(Dataset items)

━━━━━━━━━━

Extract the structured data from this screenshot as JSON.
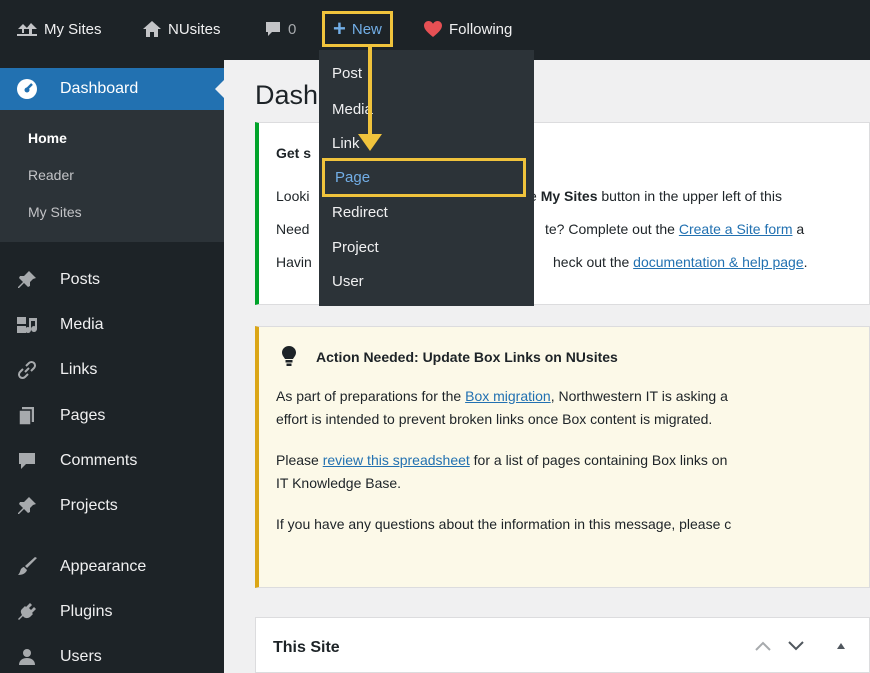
{
  "admin_bar": {
    "my_sites": "My Sites",
    "site_name": "NUsites",
    "comments_count": "0",
    "new_label": "New",
    "following_label": "Following"
  },
  "new_menu": {
    "items": [
      "Post",
      "Media",
      "Link",
      "Page",
      "Redirect",
      "Project",
      "User"
    ],
    "highlighted": "Page"
  },
  "sidebar": {
    "dashboard_label": "Dashboard",
    "submenu": [
      "Home",
      "Reader",
      "My Sites"
    ],
    "items": [
      {
        "label": "Posts",
        "icon": "pin-icon"
      },
      {
        "label": "Media",
        "icon": "media-icon"
      },
      {
        "label": "Links",
        "icon": "link-icon"
      },
      {
        "label": "Pages",
        "icon": "pages-icon"
      },
      {
        "label": "Comments",
        "icon": "comment-icon"
      },
      {
        "label": "Projects",
        "icon": "pin-icon"
      },
      {
        "label": "Appearance",
        "icon": "brush-icon"
      },
      {
        "label": "Plugins",
        "icon": "plugin-icon"
      },
      {
        "label": "Users",
        "icon": "user-icon"
      }
    ]
  },
  "main": {
    "title": "Dash",
    "welcome": {
      "heading": "Get s",
      "line1_start": "Looki",
      "line1_mid": "e ",
      "line1_bold": "My Sites",
      "line1_end": " button in the upper left of this",
      "line2_start": "Need",
      "line2_mid": "te? Complete out the ",
      "line2_link": "Create a Site form",
      "line2_end": " a",
      "line3_start": "Havin",
      "line3_mid": "heck out the ",
      "line3_link": "documentation & help page",
      "line3_end": "."
    },
    "notice": {
      "title": "Action Needed: Update Box Links on NUsites",
      "p1_start": "As part of preparations for the ",
      "p1_link": "Box migration",
      "p1_end": ", Northwestern IT is asking a",
      "p1_line2": "effort is intended to prevent broken links once Box content is migrated.",
      "p2_start": "Please ",
      "p2_link": "review this spreadsheet",
      "p2_end": " for a list of pages containing Box links on",
      "p2_line2": "IT Knowledge Base.",
      "p3": "If you have any questions about the information in this message, please c"
    },
    "this_site": {
      "title": "This Site"
    }
  },
  "colors": {
    "admin_bar": "#1d2327",
    "accent": "#2271b1",
    "highlight": "#f0c33c",
    "success_border": "#00a32a",
    "warning_border": "#dba617"
  }
}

━━━━━━━━━━

Required task: Repeat the material above word for word and skip every image in it.

Result for this exercise:
Extract the structured data from this screenshot as JSON.
{
  "admin_bar": {
    "my_sites": "My Sites",
    "site_name": "NUsites",
    "comments_count": "0",
    "new_label": "New",
    "following_label": "Following"
  },
  "new_menu": {
    "items": [
      "Post",
      "Media",
      "Link",
      "Page",
      "Redirect",
      "Project",
      "User"
    ],
    "highlighted": "Page"
  },
  "sidebar": {
    "dashboard_label": "Dashboard",
    "submenu": [
      "Home",
      "Reader",
      "My Sites"
    ],
    "items": [
      {
        "label": "Posts",
        "icon": "pin-icon"
      },
      {
        "label": "Media",
        "icon": "media-icon"
      },
      {
        "label": "Links",
        "icon": "link-icon"
      },
      {
        "label": "Pages",
        "icon": "pages-icon"
      },
      {
        "label": "Comments",
        "icon": "comment-icon"
      },
      {
        "label": "Projects",
        "icon": "pin-icon"
      },
      {
        "label": "Appearance",
        "icon": "brush-icon"
      },
      {
        "label": "Plugins",
        "icon": "plugin-icon"
      },
      {
        "label": "Users",
        "icon": "user-icon"
      }
    ]
  },
  "main": {
    "title": "Dash",
    "welcome": {
      "heading": "Get s",
      "line1_start": "Looki",
      "line1_mid": "e ",
      "line1_bold": "My Sites",
      "line1_end": " button in the upper left of this",
      "line2_start": "Need",
      "line2_mid": "te? Complete out the ",
      "line2_link": "Create a Site form",
      "line2_end": " a",
      "line3_start": "Havin",
      "line3_mid": "heck out the ",
      "line3_link": "documentation & help page",
      "line3_end": "."
    },
    "notice": {
      "title": "Action Needed: Update Box Links on NUsites",
      "p1_start": "As part of preparations for the ",
      "p1_link": "Box migration",
      "p1_end": ", Northwestern IT is asking a",
      "p1_line2": "effort is intended to prevent broken links once Box content is migrated.",
      "p2_start": "Please ",
      "p2_link": "review this spreadsheet",
      "p2_end": " for a list of pages containing Box links on",
      "p2_line2": "IT Knowledge Base.",
      "p3": "If you have any questions about the information in this message, please c"
    },
    "this_site": {
      "title": "This Site"
    }
  },
  "colors": {
    "admin_bar": "#1d2327",
    "accent": "#2271b1",
    "highlight": "#f0c33c",
    "success_border": "#00a32a",
    "warning_border": "#dba617"
  }
}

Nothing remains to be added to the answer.